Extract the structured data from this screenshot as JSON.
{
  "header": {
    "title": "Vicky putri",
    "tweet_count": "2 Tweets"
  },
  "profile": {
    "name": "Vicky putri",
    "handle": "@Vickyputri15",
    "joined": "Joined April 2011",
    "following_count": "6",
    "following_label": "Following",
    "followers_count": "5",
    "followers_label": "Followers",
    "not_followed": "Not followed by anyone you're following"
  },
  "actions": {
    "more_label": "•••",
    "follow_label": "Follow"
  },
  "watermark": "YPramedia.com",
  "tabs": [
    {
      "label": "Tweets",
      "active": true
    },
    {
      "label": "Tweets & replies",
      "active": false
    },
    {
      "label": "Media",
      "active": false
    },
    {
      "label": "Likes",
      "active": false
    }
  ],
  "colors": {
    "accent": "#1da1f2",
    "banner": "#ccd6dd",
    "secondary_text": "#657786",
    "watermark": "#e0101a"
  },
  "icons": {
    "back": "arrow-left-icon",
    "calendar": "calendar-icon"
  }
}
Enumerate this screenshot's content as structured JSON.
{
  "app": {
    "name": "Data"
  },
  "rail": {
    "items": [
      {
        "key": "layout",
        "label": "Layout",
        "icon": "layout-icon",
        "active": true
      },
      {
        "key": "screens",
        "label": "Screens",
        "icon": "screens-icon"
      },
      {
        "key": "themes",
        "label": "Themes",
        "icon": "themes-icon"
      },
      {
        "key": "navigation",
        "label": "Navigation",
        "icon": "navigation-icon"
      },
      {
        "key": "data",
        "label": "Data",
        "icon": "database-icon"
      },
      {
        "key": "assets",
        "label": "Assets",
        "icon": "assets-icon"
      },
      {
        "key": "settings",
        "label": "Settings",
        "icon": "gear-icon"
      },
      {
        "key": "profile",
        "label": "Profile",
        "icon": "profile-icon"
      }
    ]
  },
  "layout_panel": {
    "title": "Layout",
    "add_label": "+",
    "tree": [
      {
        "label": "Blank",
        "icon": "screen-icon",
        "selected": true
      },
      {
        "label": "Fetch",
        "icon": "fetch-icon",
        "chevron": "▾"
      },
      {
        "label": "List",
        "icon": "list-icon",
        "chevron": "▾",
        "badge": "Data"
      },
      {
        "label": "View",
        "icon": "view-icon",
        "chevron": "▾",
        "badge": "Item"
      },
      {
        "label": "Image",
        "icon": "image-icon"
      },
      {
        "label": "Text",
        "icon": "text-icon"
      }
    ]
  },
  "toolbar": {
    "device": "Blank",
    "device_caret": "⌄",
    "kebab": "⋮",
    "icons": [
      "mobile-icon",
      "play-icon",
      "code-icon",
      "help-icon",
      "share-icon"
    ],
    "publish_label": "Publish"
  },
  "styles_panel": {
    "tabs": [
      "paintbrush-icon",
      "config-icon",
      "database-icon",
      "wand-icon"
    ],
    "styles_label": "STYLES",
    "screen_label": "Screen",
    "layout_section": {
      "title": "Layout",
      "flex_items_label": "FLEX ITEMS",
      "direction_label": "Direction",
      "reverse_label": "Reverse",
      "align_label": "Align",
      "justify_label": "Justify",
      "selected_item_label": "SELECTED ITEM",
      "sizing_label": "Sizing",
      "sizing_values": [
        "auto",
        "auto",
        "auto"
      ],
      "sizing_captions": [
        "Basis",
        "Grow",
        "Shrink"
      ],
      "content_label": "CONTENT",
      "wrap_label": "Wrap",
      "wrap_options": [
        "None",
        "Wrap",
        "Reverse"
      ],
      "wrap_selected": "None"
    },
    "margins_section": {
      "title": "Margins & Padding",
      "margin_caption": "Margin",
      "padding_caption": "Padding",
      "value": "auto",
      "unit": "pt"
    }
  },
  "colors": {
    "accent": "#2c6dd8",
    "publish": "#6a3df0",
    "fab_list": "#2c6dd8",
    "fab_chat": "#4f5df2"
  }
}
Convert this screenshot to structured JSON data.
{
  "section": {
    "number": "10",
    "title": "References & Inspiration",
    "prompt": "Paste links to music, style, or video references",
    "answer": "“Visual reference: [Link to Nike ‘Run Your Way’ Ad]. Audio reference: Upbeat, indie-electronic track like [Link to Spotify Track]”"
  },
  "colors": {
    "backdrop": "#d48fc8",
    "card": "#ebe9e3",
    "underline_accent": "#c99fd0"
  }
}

────────

[Goal] Quote each line of the listing above exactly.

[Exercise answer]
Extract the structured data from this screenshot as JSON.
{
  "header": {
    "title": "Vicky putri",
    "tweet_count": "2 Tweets"
  },
  "profile": {
    "name": "Vicky putri",
    "handle": "@Vickyputri15",
    "joined": "Joined April 2011",
    "following_count": "6",
    "following_label": "Following",
    "followers_count": "5",
    "followers_label": "Followers",
    "not_followed": "Not followed by anyone you're following"
  },
  "actions": {
    "more_label": "•••",
    "follow_label": "Follow"
  },
  "watermark": "YPramedia.com",
  "tabs": [
    {
      "label": "Tweets",
      "active": true
    },
    {
      "label": "Tweets & replies",
      "active": false
    },
    {
      "label": "Media",
      "active": false
    },
    {
      "label": "Likes",
      "active": false
    }
  ],
  "colors": {
    "accent": "#1da1f2",
    "banner": "#ccd6dd",
    "secondary_text": "#657786",
    "watermark": "#e0101a"
  },
  "icons": {
    "back": "arrow-left-icon",
    "calendar": "calendar-icon"
  }
}
Enumerate this screenshot's content as structured JSON.
{
  "app": {
    "name": "Data"
  },
  "rail": {
    "items": [
      {
        "key": "layout",
        "label": "Layout",
        "icon": "layout-icon",
        "active": true
      },
      {
        "key": "screens",
        "label": "Screens",
        "icon": "screens-icon"
      },
      {
        "key": "themes",
        "label": "Themes",
        "icon": "themes-icon"
      },
      {
        "key": "navigation",
        "label": "Navigation",
        "icon": "navigation-icon"
      },
      {
        "key": "data",
        "label": "Data",
        "icon": "database-icon"
      },
      {
        "key": "assets",
        "label": "Assets",
        "icon": "assets-icon"
      },
      {
        "key": "settings",
        "label": "Settings",
        "icon": "gear-icon"
      },
      {
        "key": "profile",
        "label": "Profile",
        "icon": "profile-icon"
      }
    ]
  },
  "layout_panel": {
    "title": "Layout",
    "add_label": "+",
    "tree": [
      {
        "label": "Blank",
        "icon": "screen-icon",
        "selected": true
      },
      {
        "label": "Fetch",
        "icon": "fetch-icon",
        "chevron": "▾"
      },
      {
        "label": "List",
        "icon": "list-icon",
        "chevron": "▾",
        "badge": "Data"
      },
      {
        "label": "View",
        "icon": "view-icon",
        "chevron": "▾",
        "badge": "Item"
      },
      {
        "label": "Image",
        "icon": "image-icon"
      },
      {
        "label": "Text",
        "icon": "text-icon"
      }
    ]
  },
  "toolbar": {
    "device": "Blank",
    "device_caret": "⌄",
    "kebab": "⋮",
    "icons": [
      "mobile-icon",
      "play-icon",
      "code-icon",
      "help-icon",
      "share-icon"
    ],
    "publish_label": "Publish"
  },
  "styles_panel": {
    "tabs": [
      "paintbrush-icon",
      "config-icon",
      "database-icon",
      "wand-icon"
    ],
    "styles_label": "STYLES",
    "screen_label": "Screen",
    "layout_section": {
      "title": "Layout",
      "flex_items_label": "FLEX ITEMS",
      "direction_label": "Direction",
      "reverse_label": "Reverse",
      "align_label": "Align",
      "justify_label": "Justify",
      "selected_item_label": "SELECTED ITEM",
      "sizing_label": "Sizing",
      "sizing_values": [
        "auto",
        "auto",
        "auto"
      ],
      "sizing_captions": [
        "Basis",
        "Grow",
        "Shrink"
      ],
      "content_label": "CONTENT",
      "wrap_label": "Wrap",
      "wrap_options": [
        "None",
        "Wrap",
        "Reverse"
      ],
      "wrap_selected": "None"
    },
    "margins_section": {
      "title": "Margins & Padding",
      "margin_caption": "Margin",
      "padding_caption": "Padding",
      "value": "auto",
      "unit": "pt"
    }
  },
  "colors": {
    "accent": "#2c6dd8",
    "publish": "#6a3df0",
    "fab_list": "#2c6dd8",
    "fab_chat": "#4f5df2"
  }
}
Convert this screenshot to structured JSON data.
{
  "section": {
    "number": "10",
    "title": "References & Inspiration",
    "prompt": "Paste links to music, style, or video references",
    "answer": "“Visual reference: [Link to Nike ‘Run Your Way’ Ad]. Audio reference: Upbeat, indie-electronic track like [Link to Spotify Track]”"
  },
  "colors": {
    "backdrop": "#d48fc8",
    "card": "#ebe9e3",
    "underline_accent": "#c99fd0"
  }
}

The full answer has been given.